Written task: Of all the lines in the material, how many contain the word "name"? State the number alone.

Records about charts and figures
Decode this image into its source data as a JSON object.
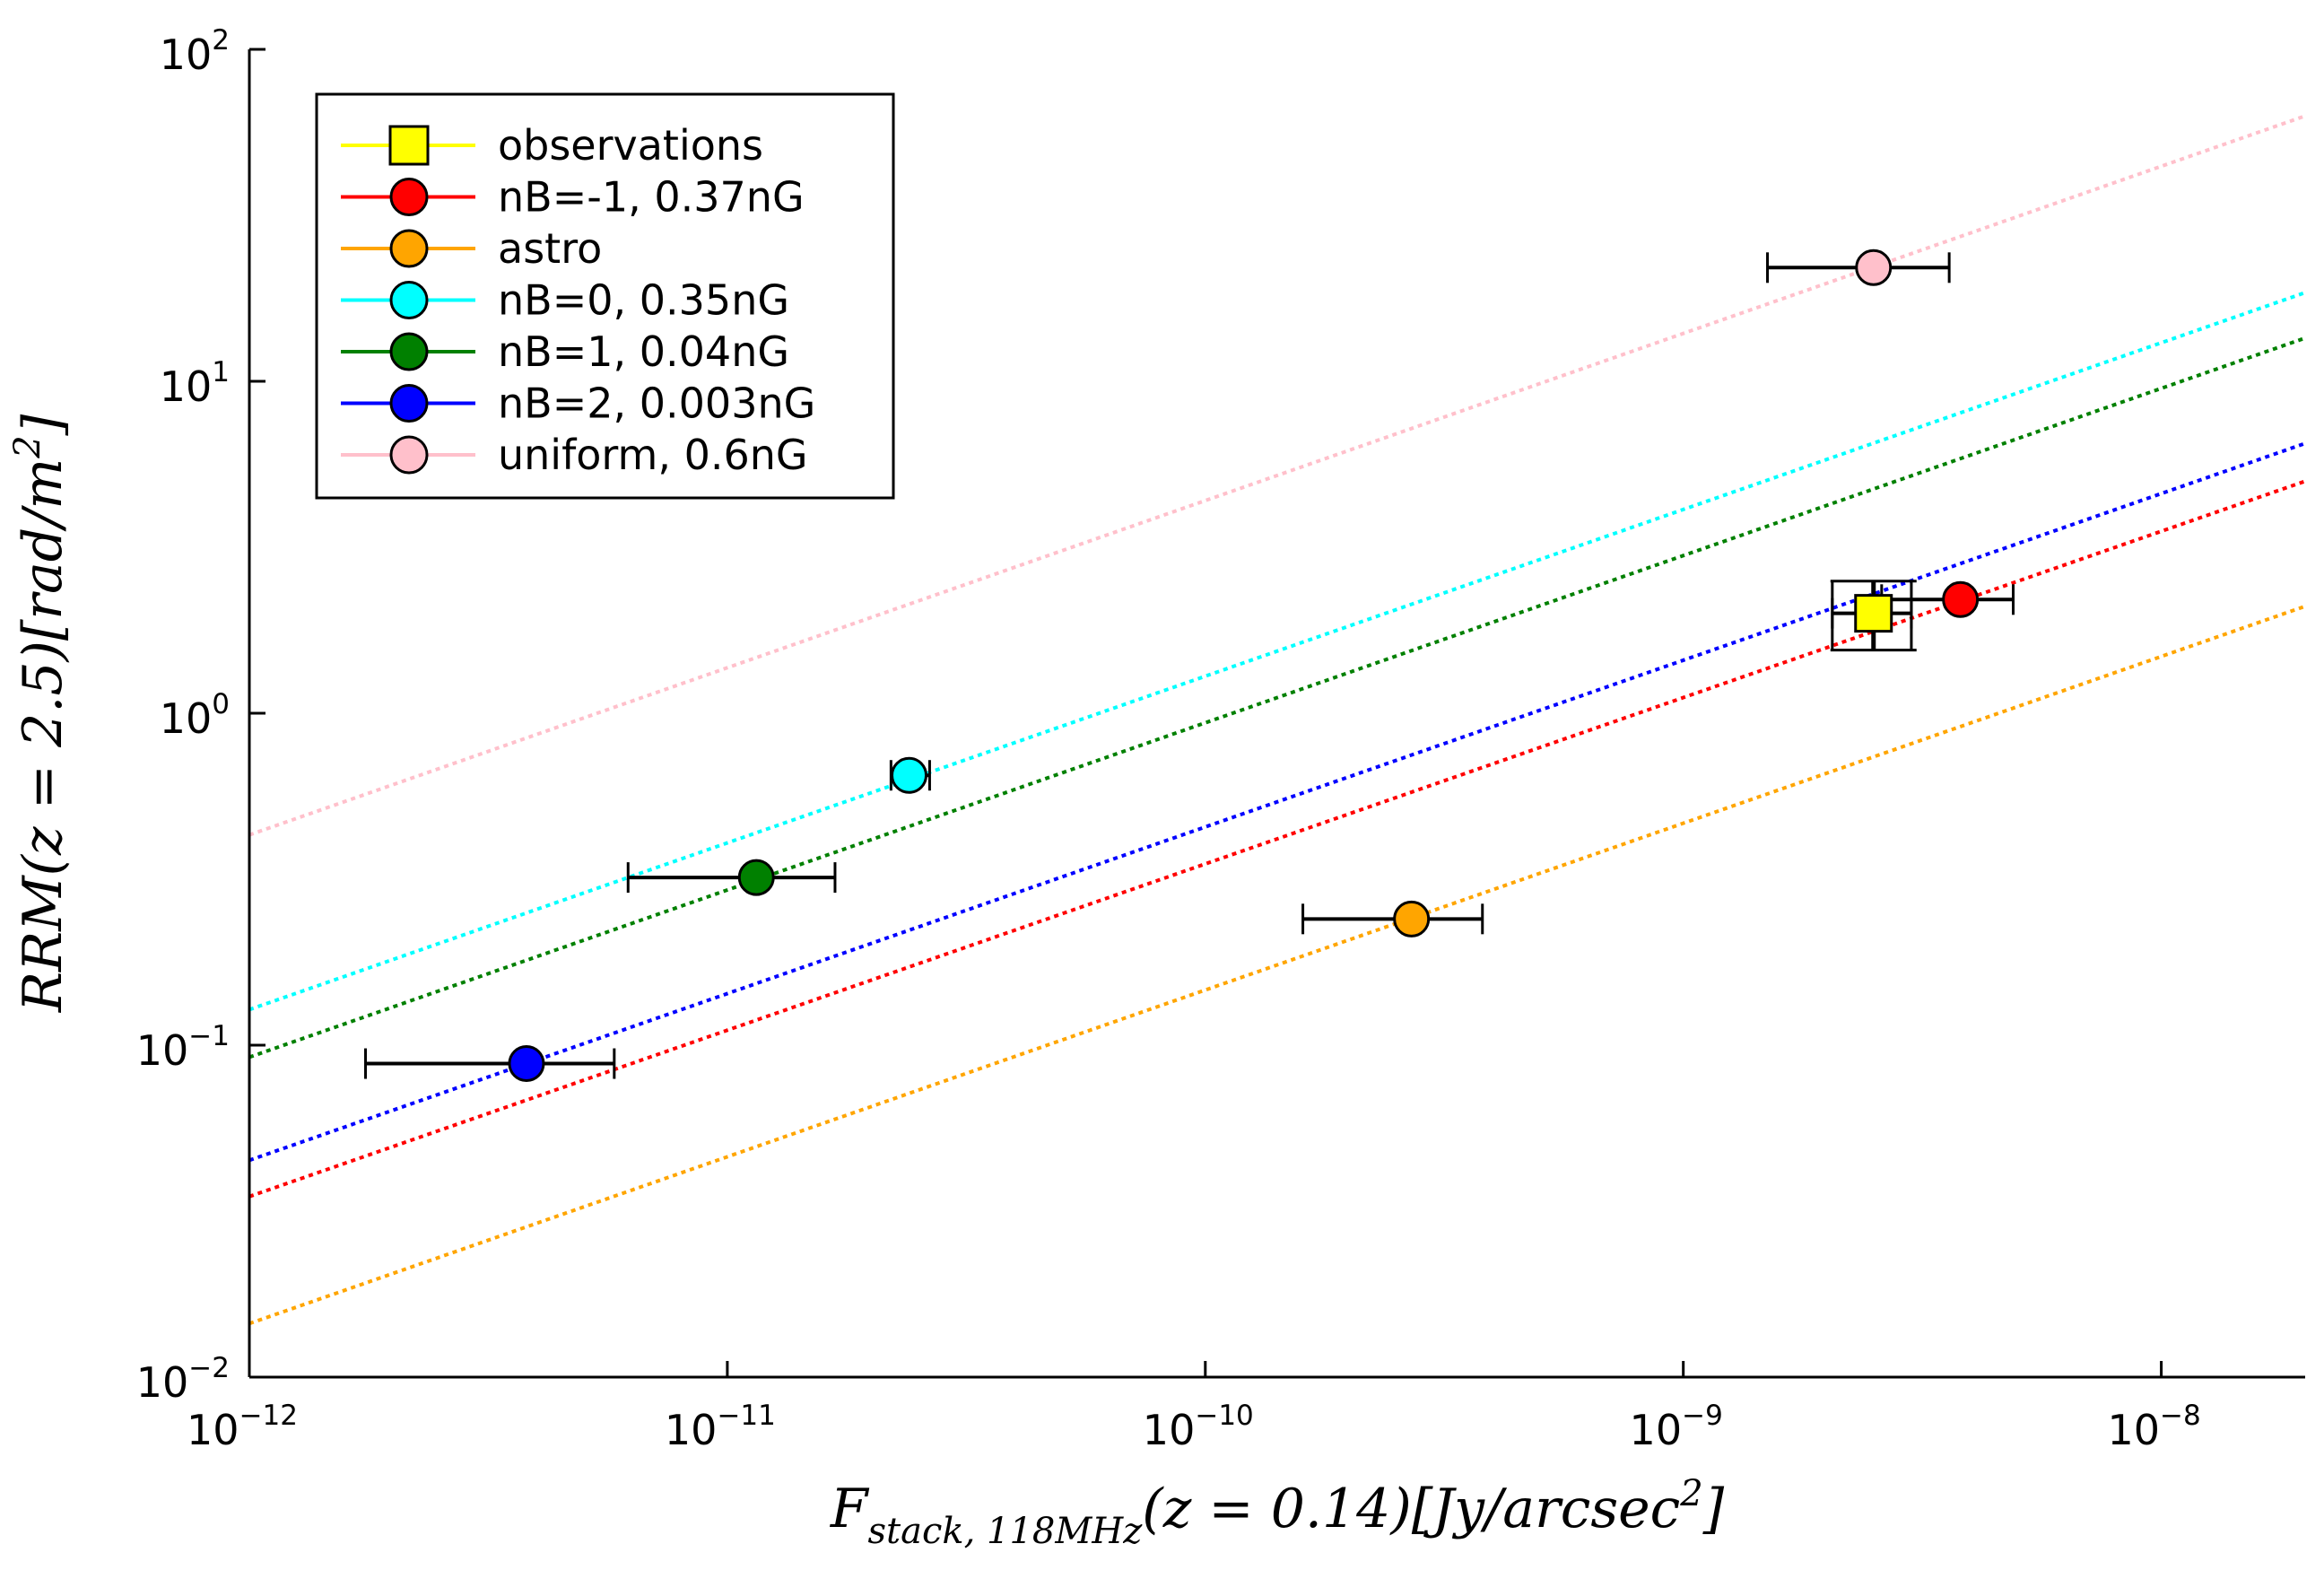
{
  "chart_data": {
    "type": "scatter",
    "xlabel": "F_stack,118MHz(z = 0.14)[Jy/arcsec^2]",
    "xlabel_parts": {
      "main": "F",
      "sub": "stack, 118MHz",
      "rest": "(z = 0.14)[Jy/arcsec",
      "sup": "2",
      "end": "]"
    },
    "ylabel": "RRM(z = 2.5)[rad/m^2]",
    "ylabel_parts": {
      "main": "RRM(z = 2.5)[rad/m",
      "sup": "2",
      "end": "]"
    },
    "xscale": "log",
    "yscale": "log",
    "xlim": [
      1e-12,
      2e-08
    ],
    "ylim": [
      0.01,
      100
    ],
    "x_ticks": [
      {
        "value": 1e-12,
        "base": "10",
        "exp": "−12"
      },
      {
        "value": 1e-11,
        "base": "10",
        "exp": "−11"
      },
      {
        "value": 1e-10,
        "base": "10",
        "exp": "−10"
      },
      {
        "value": 1e-09,
        "base": "10",
        "exp": "−9"
      },
      {
        "value": 1e-08,
        "base": "10",
        "exp": "−8"
      }
    ],
    "y_ticks": [
      {
        "value": 0.01,
        "base": "10",
        "exp": "−2"
      },
      {
        "value": 0.1,
        "base": "10",
        "exp": "−1"
      },
      {
        "value": 1,
        "base": "10",
        "exp": "0"
      },
      {
        "value": 10,
        "base": "10",
        "exp": "1"
      },
      {
        "value": 100,
        "base": "10",
        "exp": "2"
      }
    ],
    "grid": false,
    "legend_position": "top-left",
    "series": [
      {
        "name": "observations",
        "color": "#ffff00",
        "marker": "square",
        "x": 2.5e-09,
        "y": 2.0,
        "xerr": [
          2.05e-09,
          3e-09
        ],
        "yerr": [
          1.55,
          2.5
        ],
        "fit_line": null
      },
      {
        "name": "nB=-1, 0.37nG",
        "color": "#ff0000",
        "marker": "circle",
        "x": 3.8e-09,
        "y": 2.2,
        "xerr": [
          2.6e-09,
          4.9e-09
        ],
        "yerr": null,
        "fit_line": {
          "from": [
            1e-12,
            0.035
          ],
          "to": [
            2e-08,
            5.0
          ]
        }
      },
      {
        "name": "astro",
        "color": "#ffa500",
        "marker": "circle",
        "x": 2.7e-10,
        "y": 0.24,
        "xerr": [
          1.6e-10,
          3.8e-10
        ],
        "yerr": null,
        "fit_line": {
          "from": [
            1e-12,
            0.0145
          ],
          "to": [
            2e-08,
            2.1
          ]
        }
      },
      {
        "name": "nB=0, 0.35nG",
        "color": "#00ffff",
        "marker": "circle",
        "x": 2.4e-11,
        "y": 0.65,
        "xerr": [
          2.2e-11,
          2.65e-11
        ],
        "yerr": null,
        "fit_line": {
          "from": [
            1e-12,
            0.128
          ],
          "to": [
            2e-08,
            18.5
          ]
        }
      },
      {
        "name": "nB=1, 0.04nG",
        "color": "#008000",
        "marker": "circle",
        "x": 1.15e-11,
        "y": 0.32,
        "xerr": [
          6.2e-12,
          1.68e-11
        ],
        "yerr": null,
        "fit_line": {
          "from": [
            1e-12,
            0.092
          ],
          "to": [
            2e-08,
            13.5
          ]
        }
      },
      {
        "name": "nB=2, 0.003nG",
        "color": "#0000ff",
        "marker": "circle",
        "x": 3.8e-12,
        "y": 0.088,
        "xerr": [
          1.75e-12,
          5.8e-12
        ],
        "yerr": null,
        "fit_line": {
          "from": [
            1e-12,
            0.045
          ],
          "to": [
            2e-08,
            6.5
          ]
        }
      },
      {
        "name": "uniform, 0.6nG",
        "color": "#ffc0cb",
        "marker": "circle",
        "x": 2.5e-09,
        "y": 22.0,
        "xerr": [
          1.5e-09,
          3.6e-09
        ],
        "yerr": null,
        "fit_line": {
          "from": [
            1e-12,
            0.43
          ],
          "to": [
            2e-08,
            63.0
          ]
        }
      }
    ]
  }
}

Response for this exercise: 7